**REQUIREMENT:**
Produce an exact copy of all the data below, dropping every image.

**MATERIAL FOR THE TASK:**

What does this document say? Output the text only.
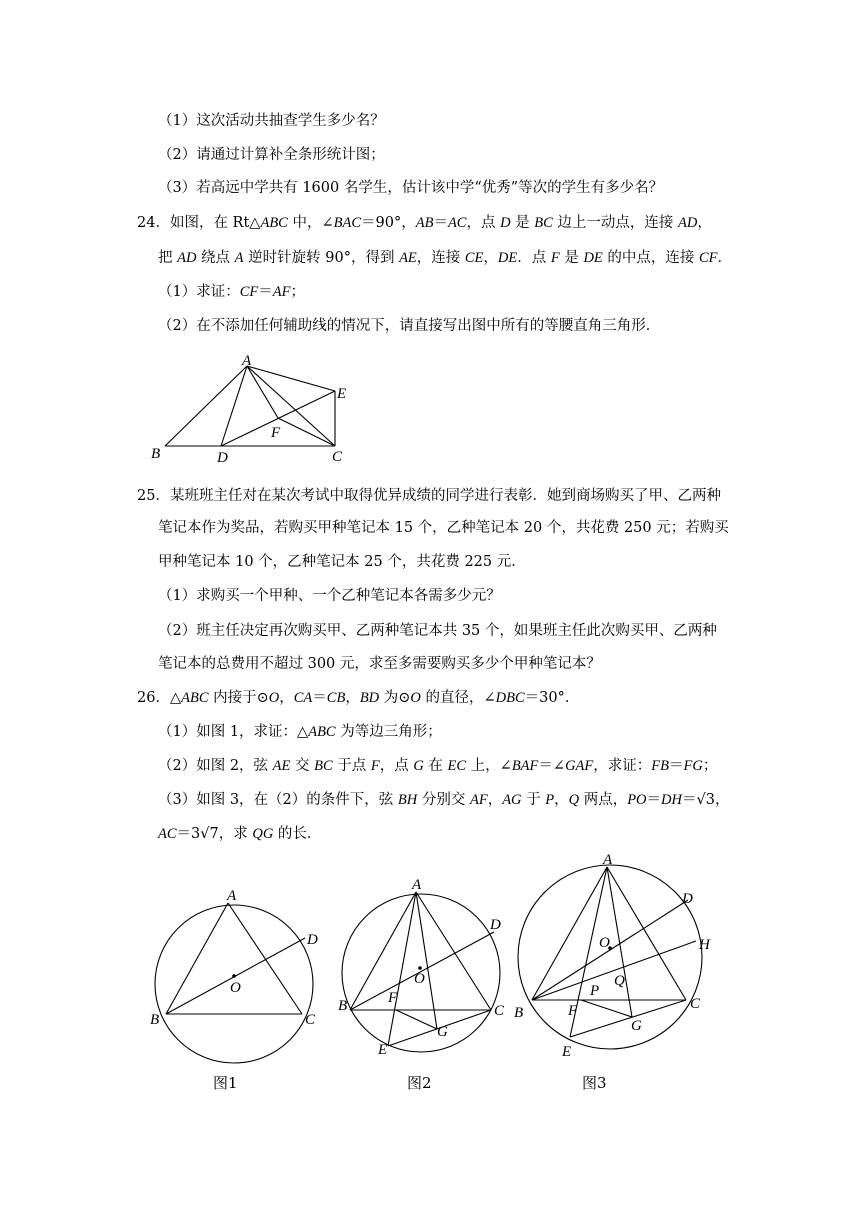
（1）这次活动共抽查学生多少名？
（2）请通过计算补全条形统计图；
（3）若高远中学共有 1600 名学生，估计该中学“优秀”等次的学生有多少名？
24．如图，在 Rt△ABC 中，∠BAC＝90°，AB＝AC，点 D 是 BC 边上一动点，连接 AD，
把 AD 绕点 A 逆时针旋转 90°，得到 AE，连接 CE，DE．点 F 是 DE 的中点，连接 CF．
（1）求证：CF＝AF；
（2）在不添加任何辅助线的情况下，请直接写出图中所有的等腰直角三角形．
A
B	C
D
E
F
25．某班班主任对在某次考试中取得优异成绩的同学进行表彰．她到商场购买了甲、乙两种
笔记本作为奖品，若购买甲种笔记本 15 个，乙种笔记本 20 个，共花费 250 元；若购买
甲种笔记本 10 个，乙种笔记本 25 个，共花费 225 元．
（1）求购买一个甲种、一个乙种笔记本各需多少元？
（2）班主任决定再次购买甲、乙两种笔记本共 35 个，如果班主任此次购买甲、乙两种
笔记本的总费用不超过 300 元，求至多需要购买多少个甲种笔记本？
26．△ABC 内接于⊙O，CA＝CB，BD 为⊙O 的直径，∠DBC＝30°．
（1）如图 1，求证：△ABC 为等边三角形；
（2）如图 2，弦 AE 交 BC 于点 F，点 G 在 EC 上，∠BAF＝∠GAF，求证：FB＝FG；
（3）如图 3，在（2）的条件下，弦 BH 分别交 AF，AG 于 P，Q 两点，PO＝DH＝√3，
AC＝3√7，求 QG 的长．
A
B	C
D
O
图1
A
B	C
D
E
F
G
O
图2
A
B
C
D
E
F
G
H
O
P
Q
图3
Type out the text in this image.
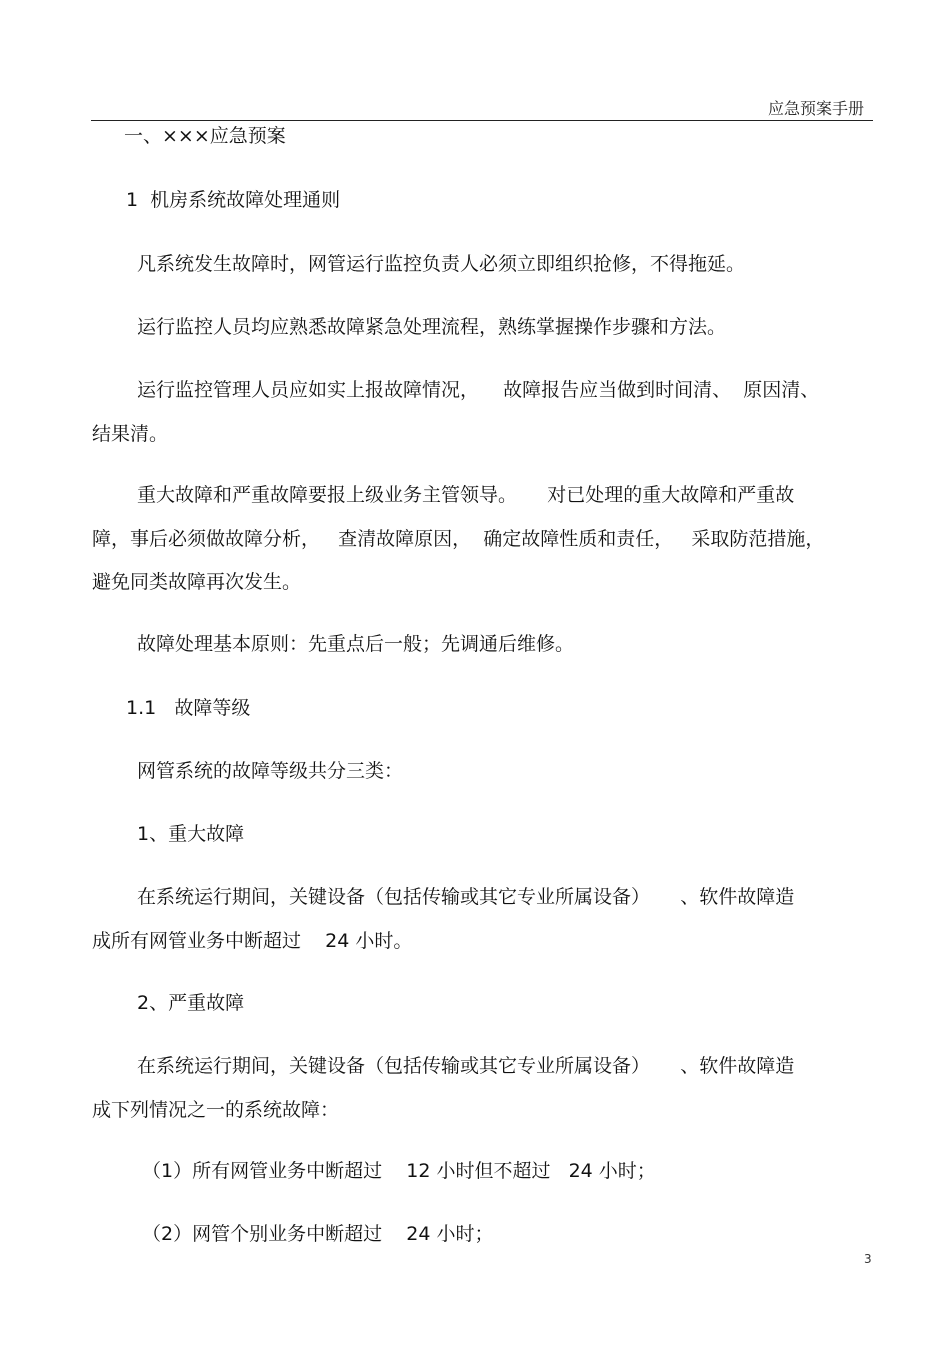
应急预案手册
一、×××应急预案
1  机房系统故障处理通则
凡系统发生故障时，网管运行监控负责人必须立即组织抢修，不得拖延。
运行监控人员均应熟悉故障紧急处理流程，熟练掌握操作步骤和方法。
运行监控管理人员应如实上报故障情况，    故障报告应当做到时间清、  原因清、
结果清。
重大故障和严重故障要报上级业务主管领导。     对已处理的重大故障和严重故
障，事后必须做故障分析，   查清故障原因，  确定故障性质和责任，   采取防范措施，
避免同类故障再次发生。
故障处理基本原则：先重点后一般；先调通后维修。
1.1   故障等级
网管系统的故障等级共分三类：
1、重大故障
在系统运行期间，关键设备（包括传输或其它专业所属设备）     、软件故障造
成所有网管业务中断超过    24 小时。
2、严重故障
在系统运行期间，关键设备（包括传输或其它专业所属设备）     、软件故障造
成下列情况之一的系统故障：
（1）所有网管业务中断超过    12 小时但不超过   24 小时；
（2）网管个别业务中断超过    24 小时；
3
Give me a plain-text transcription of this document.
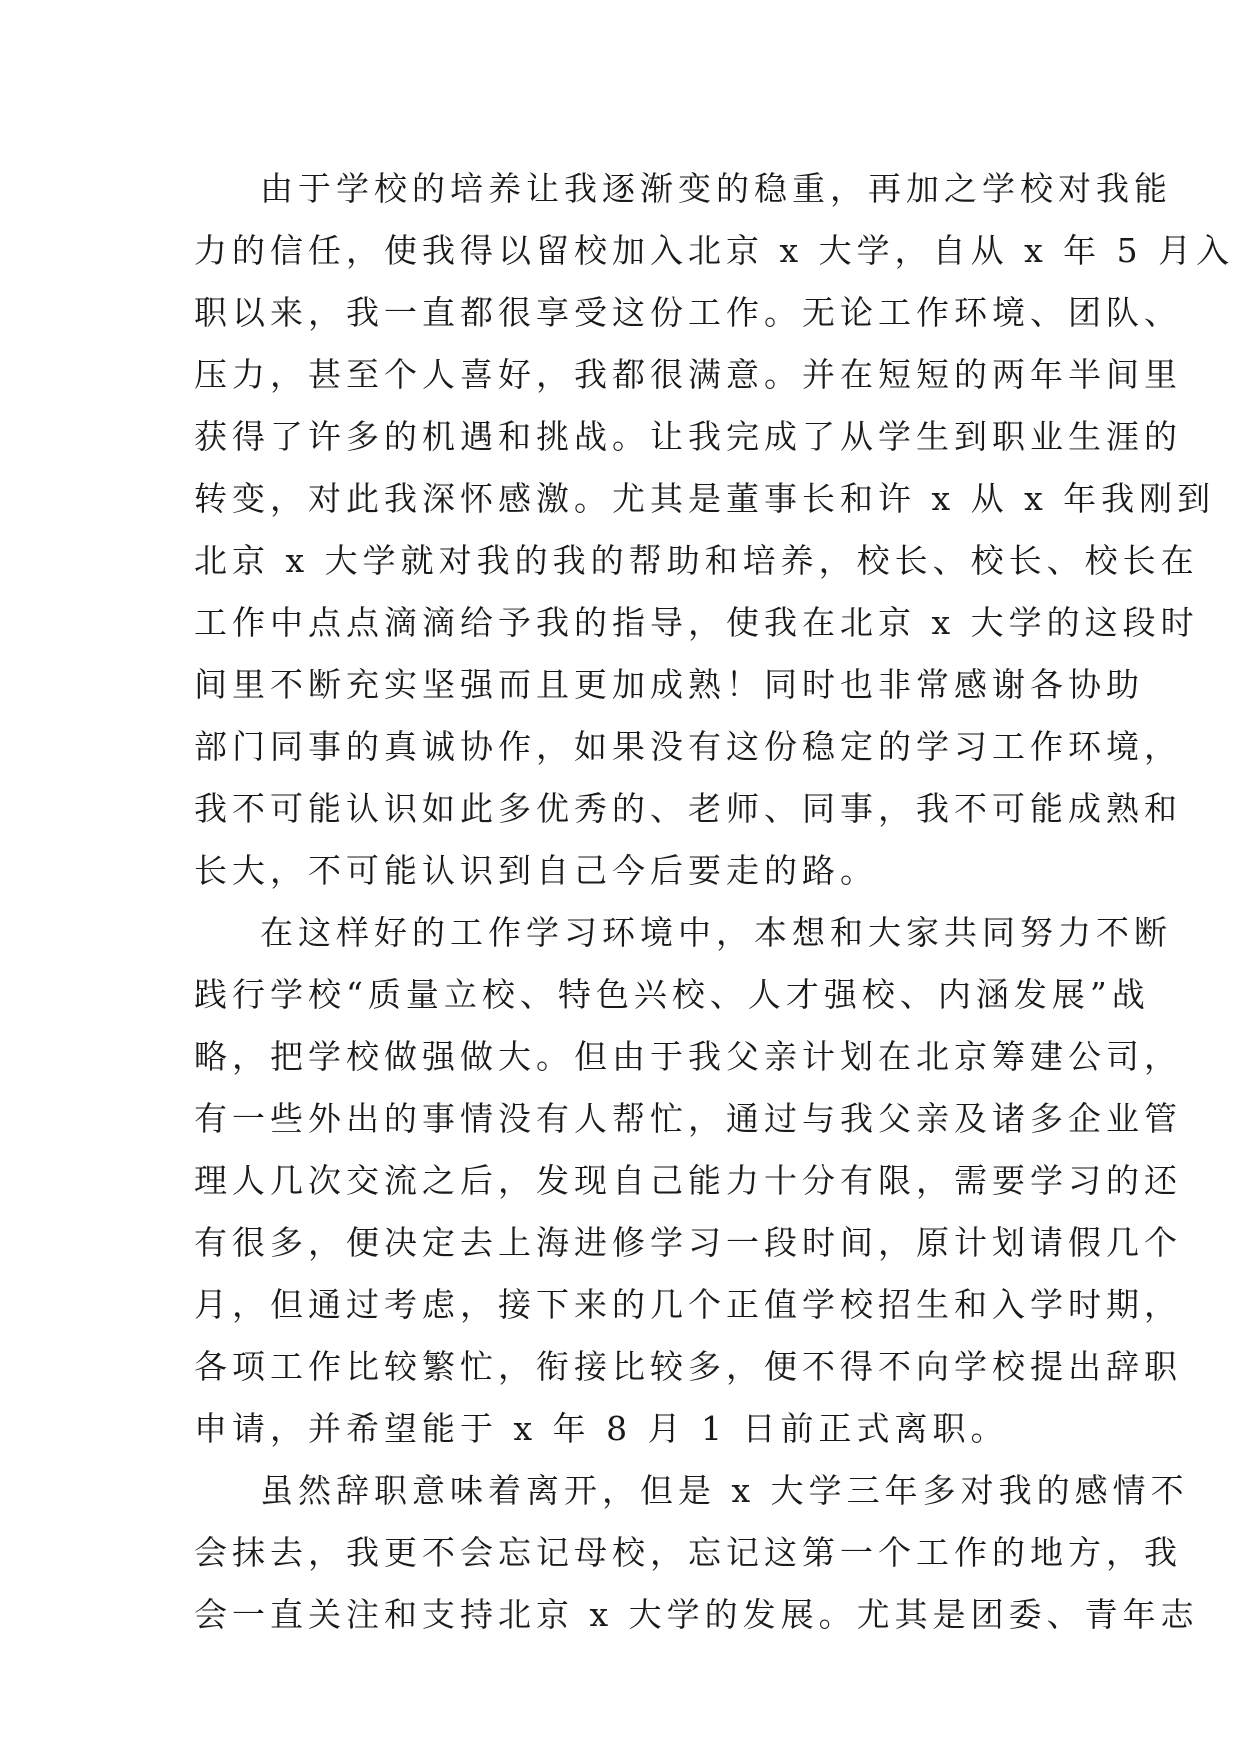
由于学校的培养让我逐渐变的稳重，再加之学校对我能
力的信任，使我得以留校加入北京 x 大学，自从 x 年 5 月入
职以来，我一直都很享受这份工作。无论工作环境、团队、
压力，甚至个人喜好，我都很满意。并在短短的两年半间里
获得了许多的机遇和挑战。让我完成了从学生到职业生涯的
转变，对此我深怀感激。尤其是董事长和许 x 从 x 年我刚到
北京 x 大学就对我的我的帮助和培养，校长、校长、校长在
工作中点点滴滴给予我的指导，使我在北京 x 大学的这段时
间里不断充实坚强而且更加成熟！同时也非常感谢各协助
部门同事的真诚协作，如果没有这份稳定的学习工作环境，
我不可能认识如此多优秀的、老师、同事，我不可能成熟和
长大，不可能认识到自己今后要走的路。
在这样好的工作学习环境中，本想和大家共同努力不断
践行学校“质量立校、特色兴校、人才强校、内涵发展”战
略，把学校做强做大。但由于我父亲计划在北京筹建公司，
有一些外出的事情没有人帮忙，通过与我父亲及诸多企业管
理人几次交流之后，发现自己能力十分有限，需要学习的还
有很多，便决定去上海进修学习一段时间，原计划请假几个
月，但通过考虑，接下来的几个正值学校招生和入学时期，
各项工作比较繁忙，衔接比较多，便不得不向学校提出辞职
申请，并希望能于 x 年 8 月 1 日前正式离职。
虽然辞职意味着离开，但是 x 大学三年多对我的感情不
会抹去，我更不会忘记母校，忘记这第一个工作的地方，我
会一直关注和支持北京 x 大学的发展。尤其是团委、青年志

**EXERCISE SOLUTION:**
What does this document say? Output the text only.
（1）这次活动共抽查学生多少名？
（2）请通过计算补全条形统计图；
（3）若高远中学共有 1600 名学生，估计该中学“优秀”等次的学生有多少名？
24．如图，在 Rt△ABC 中，∠BAC＝90°，AB＝AC，点 D 是 BC 边上一动点，连接 AD，
把 AD 绕点 A 逆时针旋转 90°，得到 AE，连接 CE，DE．点 F 是 DE 的中点，连接 CF．
（1）求证：CF＝AF；
（2）在不添加任何辅助线的情况下，请直接写出图中所有的等腰直角三角形．
A
B	C
D
E
F
25．某班班主任对在某次考试中取得优异成绩的同学进行表彰．她到商场购买了甲、乙两种
笔记本作为奖品，若购买甲种笔记本 15 个，乙种笔记本 20 个，共花费 250 元；若购买
甲种笔记本 10 个，乙种笔记本 25 个，共花费 225 元．
（1）求购买一个甲种、一个乙种笔记本各需多少元？
（2）班主任决定再次购买甲、乙两种笔记本共 35 个，如果班主任此次购买甲、乙两种
笔记本的总费用不超过 300 元，求至多需要购买多少个甲种笔记本？
26．△ABC 内接于⊙O，CA＝CB，BD 为⊙O 的直径，∠DBC＝30°．
（1）如图 1，求证：△ABC 为等边三角形；
（2）如图 2，弦 AE 交 BC 于点 F，点 G 在 EC 上，∠BAF＝∠GAF，求证：FB＝FG；
（3）如图 3，在（2）的条件下，弦 BH 分别交 AF，AG 于 P，Q 两点，PO＝DH＝√3，
AC＝3√7，求 QG 的长．
A
B	C
D
O
图1
A
B	C
D
E
F
G
O
图2
A
B
C
D
E
F
G
H
O
P
Q
图3
Type out the text in this image.
应急预案手册
一、×××应急预案
1  机房系统故障处理通则
凡系统发生故障时，网管运行监控负责人必须立即组织抢修，不得拖延。
运行监控人员均应熟悉故障紧急处理流程，熟练掌握操作步骤和方法。
运行监控管理人员应如实上报故障情况，    故障报告应当做到时间清、  原因清、
结果清。
重大故障和严重故障要报上级业务主管领导。     对已处理的重大故障和严重故
障，事后必须做故障分析，   查清故障原因，  确定故障性质和责任，   采取防范措施，
避免同类故障再次发生。
故障处理基本原则：先重点后一般；先调通后维修。
1.1   故障等级
网管系统的故障等级共分三类：
1、重大故障
在系统运行期间，关键设备（包括传输或其它专业所属设备）     、软件故障造
成所有网管业务中断超过    24 小时。
2、严重故障
在系统运行期间，关键设备（包括传输或其它专业所属设备）     、软件故障造
成下列情况之一的系统故障：
（1）所有网管业务中断超过    12 小时但不超过   24 小时；
（2）网管个别业务中断超过    24 小时；
3
Give me a plain-text transcription of this document.
由于学校的培养让我逐渐变的稳重，再加之学校对我能
力的信任，使我得以留校加入北京 x 大学，自从 x 年 5 月入
职以来，我一直都很享受这份工作。无论工作环境、团队、
压力，甚至个人喜好，我都很满意。并在短短的两年半间里
获得了许多的机遇和挑战。让我完成了从学生到职业生涯的
转变，对此我深怀感激。尤其是董事长和许 x 从 x 年我刚到
北京 x 大学就对我的我的帮助和培养，校长、校长、校长在
工作中点点滴滴给予我的指导，使我在北京 x 大学的这段时
间里不断充实坚强而且更加成熟！同时也非常感谢各协助
部门同事的真诚协作，如果没有这份稳定的学习工作环境，
我不可能认识如此多优秀的、老师、同事，我不可能成熟和
长大，不可能认识到自己今后要走的路。
在这样好的工作学习环境中，本想和大家共同努力不断
践行学校“质量立校、特色兴校、人才强校、内涵发展”战
略，把学校做强做大。但由于我父亲计划在北京筹建公司，
有一些外出的事情没有人帮忙，通过与我父亲及诸多企业管
理人几次交流之后，发现自己能力十分有限，需要学习的还
有很多，便决定去上海进修学习一段时间，原计划请假几个
月，但通过考虑，接下来的几个正值学校招生和入学时期，
各项工作比较繁忙，衔接比较多，便不得不向学校提出辞职
申请，并希望能于 x 年 8 月 1 日前正式离职。
虽然辞职意味着离开，但是 x 大学三年多对我的感情不
会抹去，我更不会忘记母校，忘记这第一个工作的地方，我
会一直关注和支持北京 x 大学的发展。尤其是团委、青年志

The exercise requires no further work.